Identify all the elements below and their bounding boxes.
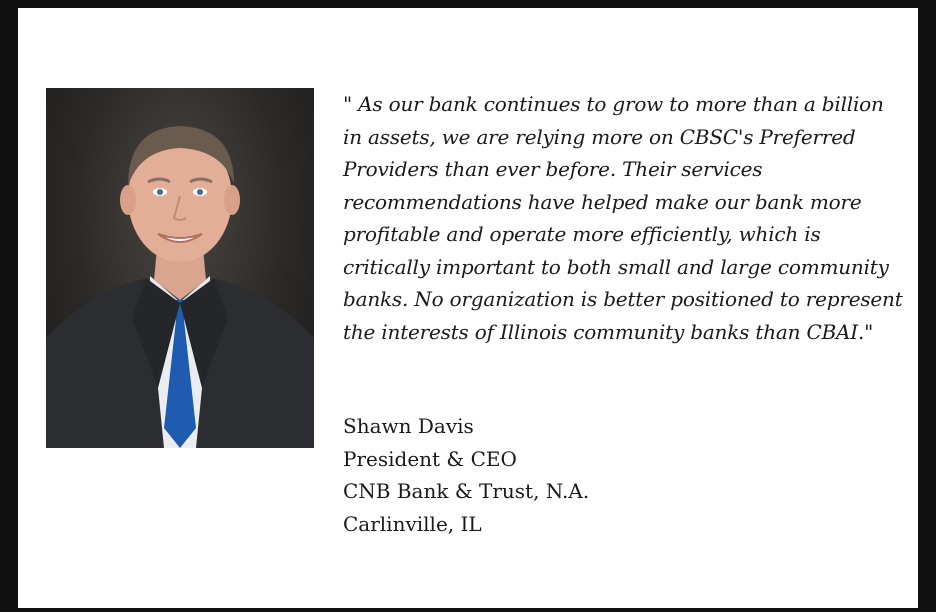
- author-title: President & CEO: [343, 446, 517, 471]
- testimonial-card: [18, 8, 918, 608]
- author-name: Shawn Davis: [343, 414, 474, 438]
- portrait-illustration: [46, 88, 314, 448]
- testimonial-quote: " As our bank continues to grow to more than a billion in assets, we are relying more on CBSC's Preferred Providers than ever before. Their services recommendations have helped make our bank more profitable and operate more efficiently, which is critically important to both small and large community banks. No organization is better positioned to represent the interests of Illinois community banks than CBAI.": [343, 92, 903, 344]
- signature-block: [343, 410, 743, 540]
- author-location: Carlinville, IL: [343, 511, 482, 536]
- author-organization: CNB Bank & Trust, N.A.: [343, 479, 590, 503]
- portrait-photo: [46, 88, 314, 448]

==========

◆ PROBLEM STATEMENT
Please copy the records above word for word, but leave the picture out of your answer.

◆ ANSWER TO THE TASK
Identify all the elements below and their bounding boxes.
- author-title: President & CEO: [343, 446, 517, 471]
- testimonial-card: [18, 8, 918, 608]
- author-name: Shawn Davis: [343, 414, 474, 438]
- portrait-illustration: [46, 88, 314, 448]
- testimonial-quote: " As our bank continues to grow to more than a billion in assets, we are relying more on CBSC's Preferred Providers than ever before. Their services recommendations have helped make our bank more profitable and operate more efficiently, which is critically important to both small and large community banks. No organization is better positioned to represent the interests of Illinois community banks than CBAI.": [343, 92, 903, 344]
- signature-block: [343, 410, 743, 540]
- author-location: Carlinville, IL: [343, 511, 482, 536]
- author-organization: CNB Bank & Trust, N.A.: [343, 479, 590, 503]
- portrait-photo: [46, 88, 314, 448]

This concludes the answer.